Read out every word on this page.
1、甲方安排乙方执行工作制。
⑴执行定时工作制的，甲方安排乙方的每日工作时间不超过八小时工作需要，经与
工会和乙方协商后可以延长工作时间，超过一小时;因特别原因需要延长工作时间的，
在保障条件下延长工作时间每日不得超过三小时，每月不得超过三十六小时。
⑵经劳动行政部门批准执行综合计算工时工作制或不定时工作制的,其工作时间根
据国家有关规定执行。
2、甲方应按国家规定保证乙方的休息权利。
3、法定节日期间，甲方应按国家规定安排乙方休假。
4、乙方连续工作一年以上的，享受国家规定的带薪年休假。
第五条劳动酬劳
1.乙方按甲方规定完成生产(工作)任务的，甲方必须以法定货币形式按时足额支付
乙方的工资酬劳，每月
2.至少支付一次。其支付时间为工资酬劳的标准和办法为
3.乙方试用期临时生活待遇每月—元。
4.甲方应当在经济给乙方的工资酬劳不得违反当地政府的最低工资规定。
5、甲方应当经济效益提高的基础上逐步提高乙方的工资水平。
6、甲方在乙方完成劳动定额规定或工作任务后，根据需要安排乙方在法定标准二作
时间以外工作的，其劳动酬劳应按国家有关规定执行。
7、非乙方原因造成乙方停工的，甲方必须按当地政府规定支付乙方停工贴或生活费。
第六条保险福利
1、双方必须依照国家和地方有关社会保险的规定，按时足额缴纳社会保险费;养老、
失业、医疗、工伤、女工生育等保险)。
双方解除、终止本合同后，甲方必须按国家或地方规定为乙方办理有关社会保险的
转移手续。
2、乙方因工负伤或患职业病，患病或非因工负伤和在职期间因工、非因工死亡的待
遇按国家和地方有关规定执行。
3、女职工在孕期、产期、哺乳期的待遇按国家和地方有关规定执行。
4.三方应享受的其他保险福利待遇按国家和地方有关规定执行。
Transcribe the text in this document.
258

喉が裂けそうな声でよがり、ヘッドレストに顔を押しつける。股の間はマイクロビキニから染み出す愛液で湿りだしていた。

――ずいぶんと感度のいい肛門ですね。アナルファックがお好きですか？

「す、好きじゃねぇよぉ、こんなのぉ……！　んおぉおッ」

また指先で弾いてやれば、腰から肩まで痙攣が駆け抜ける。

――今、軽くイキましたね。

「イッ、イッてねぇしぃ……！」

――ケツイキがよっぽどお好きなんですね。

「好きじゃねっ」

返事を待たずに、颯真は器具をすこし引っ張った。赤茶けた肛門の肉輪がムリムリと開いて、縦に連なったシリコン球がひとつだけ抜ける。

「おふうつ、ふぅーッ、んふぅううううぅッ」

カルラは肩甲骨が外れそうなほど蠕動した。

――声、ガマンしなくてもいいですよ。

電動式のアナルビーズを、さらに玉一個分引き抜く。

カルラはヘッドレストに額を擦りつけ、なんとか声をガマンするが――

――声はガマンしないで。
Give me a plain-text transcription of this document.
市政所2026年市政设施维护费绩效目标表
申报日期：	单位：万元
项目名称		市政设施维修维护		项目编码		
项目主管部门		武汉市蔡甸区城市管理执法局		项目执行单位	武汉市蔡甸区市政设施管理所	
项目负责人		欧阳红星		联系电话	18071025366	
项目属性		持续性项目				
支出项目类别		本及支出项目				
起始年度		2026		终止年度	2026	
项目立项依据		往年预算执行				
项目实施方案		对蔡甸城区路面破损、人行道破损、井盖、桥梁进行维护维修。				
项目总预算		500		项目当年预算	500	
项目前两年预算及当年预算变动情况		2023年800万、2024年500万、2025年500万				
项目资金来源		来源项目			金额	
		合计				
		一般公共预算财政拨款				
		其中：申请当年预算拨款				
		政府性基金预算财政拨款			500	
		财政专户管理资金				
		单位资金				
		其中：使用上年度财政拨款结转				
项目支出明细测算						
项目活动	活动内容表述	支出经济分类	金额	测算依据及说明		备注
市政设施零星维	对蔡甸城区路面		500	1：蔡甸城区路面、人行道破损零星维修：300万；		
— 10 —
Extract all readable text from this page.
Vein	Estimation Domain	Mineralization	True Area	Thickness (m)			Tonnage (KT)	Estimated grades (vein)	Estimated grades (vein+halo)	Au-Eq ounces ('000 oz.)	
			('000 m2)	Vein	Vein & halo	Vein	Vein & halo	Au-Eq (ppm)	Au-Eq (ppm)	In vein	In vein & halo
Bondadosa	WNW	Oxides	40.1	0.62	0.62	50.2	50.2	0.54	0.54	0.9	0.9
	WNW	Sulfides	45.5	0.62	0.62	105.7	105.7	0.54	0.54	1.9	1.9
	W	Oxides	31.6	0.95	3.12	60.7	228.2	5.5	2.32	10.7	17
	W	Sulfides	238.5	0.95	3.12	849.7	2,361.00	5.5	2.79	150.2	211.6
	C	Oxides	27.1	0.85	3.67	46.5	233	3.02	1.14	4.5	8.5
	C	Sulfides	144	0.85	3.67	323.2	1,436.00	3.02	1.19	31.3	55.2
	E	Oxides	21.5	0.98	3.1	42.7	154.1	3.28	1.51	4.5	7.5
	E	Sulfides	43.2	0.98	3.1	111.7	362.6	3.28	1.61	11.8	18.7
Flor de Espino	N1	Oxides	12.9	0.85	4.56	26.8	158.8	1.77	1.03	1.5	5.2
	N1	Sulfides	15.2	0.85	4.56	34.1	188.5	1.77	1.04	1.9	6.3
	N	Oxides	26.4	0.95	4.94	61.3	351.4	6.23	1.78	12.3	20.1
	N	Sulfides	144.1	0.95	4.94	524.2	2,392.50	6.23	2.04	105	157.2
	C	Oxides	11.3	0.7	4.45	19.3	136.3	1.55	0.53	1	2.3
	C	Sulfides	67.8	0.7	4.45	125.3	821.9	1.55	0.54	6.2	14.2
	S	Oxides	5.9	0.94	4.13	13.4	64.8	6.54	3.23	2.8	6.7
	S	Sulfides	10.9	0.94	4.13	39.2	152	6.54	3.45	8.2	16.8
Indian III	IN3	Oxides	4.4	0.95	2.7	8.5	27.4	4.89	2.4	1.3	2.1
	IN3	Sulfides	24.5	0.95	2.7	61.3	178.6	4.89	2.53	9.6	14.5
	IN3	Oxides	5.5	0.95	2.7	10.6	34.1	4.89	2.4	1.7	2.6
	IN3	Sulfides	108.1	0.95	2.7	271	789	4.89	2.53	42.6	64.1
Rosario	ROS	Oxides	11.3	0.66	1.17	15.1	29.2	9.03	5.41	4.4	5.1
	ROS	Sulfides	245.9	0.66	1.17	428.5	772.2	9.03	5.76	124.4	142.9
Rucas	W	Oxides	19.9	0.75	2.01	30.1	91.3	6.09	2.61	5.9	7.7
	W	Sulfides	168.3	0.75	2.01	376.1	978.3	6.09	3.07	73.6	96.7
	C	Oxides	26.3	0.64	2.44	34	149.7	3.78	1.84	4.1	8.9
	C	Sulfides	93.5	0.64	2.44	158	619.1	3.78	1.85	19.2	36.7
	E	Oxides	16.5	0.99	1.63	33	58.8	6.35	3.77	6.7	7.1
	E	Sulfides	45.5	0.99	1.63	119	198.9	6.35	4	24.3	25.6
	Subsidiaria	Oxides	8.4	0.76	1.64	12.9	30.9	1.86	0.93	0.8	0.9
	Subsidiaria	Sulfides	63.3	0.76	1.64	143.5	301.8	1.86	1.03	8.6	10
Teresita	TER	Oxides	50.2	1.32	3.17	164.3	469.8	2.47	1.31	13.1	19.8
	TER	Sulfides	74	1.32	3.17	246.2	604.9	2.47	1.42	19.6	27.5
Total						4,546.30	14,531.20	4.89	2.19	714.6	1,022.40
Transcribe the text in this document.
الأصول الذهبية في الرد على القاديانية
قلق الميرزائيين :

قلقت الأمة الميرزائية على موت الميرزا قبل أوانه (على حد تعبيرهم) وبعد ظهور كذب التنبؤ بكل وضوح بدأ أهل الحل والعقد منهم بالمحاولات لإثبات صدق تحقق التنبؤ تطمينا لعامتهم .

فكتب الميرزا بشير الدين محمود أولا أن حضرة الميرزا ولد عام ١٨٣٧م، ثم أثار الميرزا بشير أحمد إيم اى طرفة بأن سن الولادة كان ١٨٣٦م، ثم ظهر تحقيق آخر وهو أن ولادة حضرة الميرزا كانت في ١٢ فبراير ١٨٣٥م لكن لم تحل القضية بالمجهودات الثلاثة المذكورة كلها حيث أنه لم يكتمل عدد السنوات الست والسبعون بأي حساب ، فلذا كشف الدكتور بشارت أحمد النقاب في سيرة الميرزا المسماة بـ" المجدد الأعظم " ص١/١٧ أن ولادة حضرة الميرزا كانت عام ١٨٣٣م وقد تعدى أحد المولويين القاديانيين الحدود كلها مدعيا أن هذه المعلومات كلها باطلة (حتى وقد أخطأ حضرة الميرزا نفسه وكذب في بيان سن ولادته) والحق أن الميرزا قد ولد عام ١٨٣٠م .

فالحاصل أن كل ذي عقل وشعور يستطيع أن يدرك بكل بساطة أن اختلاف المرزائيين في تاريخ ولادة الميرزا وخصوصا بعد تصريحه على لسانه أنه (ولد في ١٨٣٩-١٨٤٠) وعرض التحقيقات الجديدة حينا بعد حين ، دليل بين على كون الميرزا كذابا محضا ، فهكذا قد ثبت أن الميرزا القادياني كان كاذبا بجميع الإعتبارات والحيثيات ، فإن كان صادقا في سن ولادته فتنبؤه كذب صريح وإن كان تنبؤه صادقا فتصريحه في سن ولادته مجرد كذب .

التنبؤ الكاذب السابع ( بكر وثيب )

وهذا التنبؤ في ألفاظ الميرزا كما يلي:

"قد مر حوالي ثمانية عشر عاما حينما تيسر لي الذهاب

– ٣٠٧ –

- **EXERCISE DIRECTIONS**
Extract all lines from the material above that include the word "Subsidiaria".

- **RESULT OF THIS TASK**
	Subsidiaria	Oxides	8.4	0.76	1.64	12.9	30.9	1.86	0.93	0.8	0.9
	Subsidiaria	Sulfides	63.3	0.76	1.64	143.5	301.8	1.86	1.03	8.6	10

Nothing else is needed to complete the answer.